TASK GOAL: Transcribe the records that follow, preserving every word.

DATA SHOWN:
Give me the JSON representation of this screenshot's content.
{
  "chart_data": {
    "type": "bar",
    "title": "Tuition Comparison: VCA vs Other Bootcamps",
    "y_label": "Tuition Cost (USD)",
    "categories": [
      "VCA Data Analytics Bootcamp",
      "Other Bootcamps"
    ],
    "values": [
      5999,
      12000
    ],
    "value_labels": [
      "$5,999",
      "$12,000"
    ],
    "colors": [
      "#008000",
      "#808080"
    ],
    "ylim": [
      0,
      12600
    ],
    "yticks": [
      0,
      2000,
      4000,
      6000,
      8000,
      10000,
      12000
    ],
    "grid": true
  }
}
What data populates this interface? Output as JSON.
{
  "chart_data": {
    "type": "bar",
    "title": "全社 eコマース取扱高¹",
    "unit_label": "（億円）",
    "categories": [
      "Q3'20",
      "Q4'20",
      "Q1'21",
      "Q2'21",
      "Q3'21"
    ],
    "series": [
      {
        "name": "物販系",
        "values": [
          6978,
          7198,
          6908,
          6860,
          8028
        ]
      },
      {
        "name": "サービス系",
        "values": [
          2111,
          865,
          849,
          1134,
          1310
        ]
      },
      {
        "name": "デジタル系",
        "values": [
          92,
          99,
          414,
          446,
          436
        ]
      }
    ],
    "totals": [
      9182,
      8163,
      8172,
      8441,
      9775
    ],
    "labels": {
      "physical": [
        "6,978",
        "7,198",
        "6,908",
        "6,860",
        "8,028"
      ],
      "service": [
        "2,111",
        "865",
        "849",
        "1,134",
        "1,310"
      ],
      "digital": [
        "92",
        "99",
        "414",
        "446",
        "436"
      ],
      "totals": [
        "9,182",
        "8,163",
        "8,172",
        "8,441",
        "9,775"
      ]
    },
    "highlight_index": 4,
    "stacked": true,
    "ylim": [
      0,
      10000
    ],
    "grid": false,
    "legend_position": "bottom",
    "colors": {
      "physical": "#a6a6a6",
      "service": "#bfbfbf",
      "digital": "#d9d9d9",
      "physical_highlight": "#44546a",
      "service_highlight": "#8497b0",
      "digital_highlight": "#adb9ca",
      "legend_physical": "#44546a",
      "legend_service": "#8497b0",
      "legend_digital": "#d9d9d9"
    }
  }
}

OUTPUT:
Give me the JSON representation of this screenshot's content.
{
  "chart_data": {
    "type": "bar",
    "title": "Tuition Comparison: VCA vs Other Bootcamps",
    "y_label": "Tuition Cost (USD)",
    "categories": [
      "VCA Data Analytics Bootcamp",
      "Other Bootcamps"
    ],
    "values": [
      5999,
      12000
    ],
    "value_labels": [
      "$5,999",
      "$12,000"
    ],
    "colors": [
      "#008000",
      "#808080"
    ],
    "ylim": [
      0,
      12600
    ],
    "yticks": [
      0,
      2000,
      4000,
      6000,
      8000,
      10000,
      12000
    ],
    "grid": true
  }
}
What data populates this interface? Output as JSON.
{
  "chart_data": {
    "type": "bar",
    "title": "全社 eコマース取扱高¹",
    "unit_label": "（億円）",
    "categories": [
      "Q3'20",
      "Q4'20",
      "Q1'21",
      "Q2'21",
      "Q3'21"
    ],
    "series": [
      {
        "name": "物販系",
        "values": [
          6978,
          7198,
          6908,
          6860,
          8028
        ]
      },
      {
        "name": "サービス系",
        "values": [
          2111,
          865,
          849,
          1134,
          1310
        ]
      },
      {
        "name": "デジタル系",
        "values": [
          92,
          99,
          414,
          446,
          436
        ]
      }
    ],
    "totals": [
      9182,
      8163,
      8172,
      8441,
      9775
    ],
    "labels": {
      "physical": [
        "6,978",
        "7,198",
        "6,908",
        "6,860",
        "8,028"
      ],
      "service": [
        "2,111",
        "865",
        "849",
        "1,134",
        "1,310"
      ],
      "digital": [
        "92",
        "99",
        "414",
        "446",
        "436"
      ],
      "totals": [
        "9,182",
        "8,163",
        "8,172",
        "8,441",
        "9,775"
      ]
    },
    "highlight_index": 4,
    "stacked": true,
    "ylim": [
      0,
      10000
    ],
    "grid": false,
    "legend_position": "bottom",
    "colors": {
      "physical": "#a6a6a6",
      "service": "#bfbfbf",
      "digital": "#d9d9d9",
      "physical_highlight": "#44546a",
      "service_highlight": "#8497b0",
      "digital_highlight": "#adb9ca",
      "legend_physical": "#44546a",
      "legend_service": "#8497b0",
      "legend_digital": "#d9d9d9"
    }
  }
}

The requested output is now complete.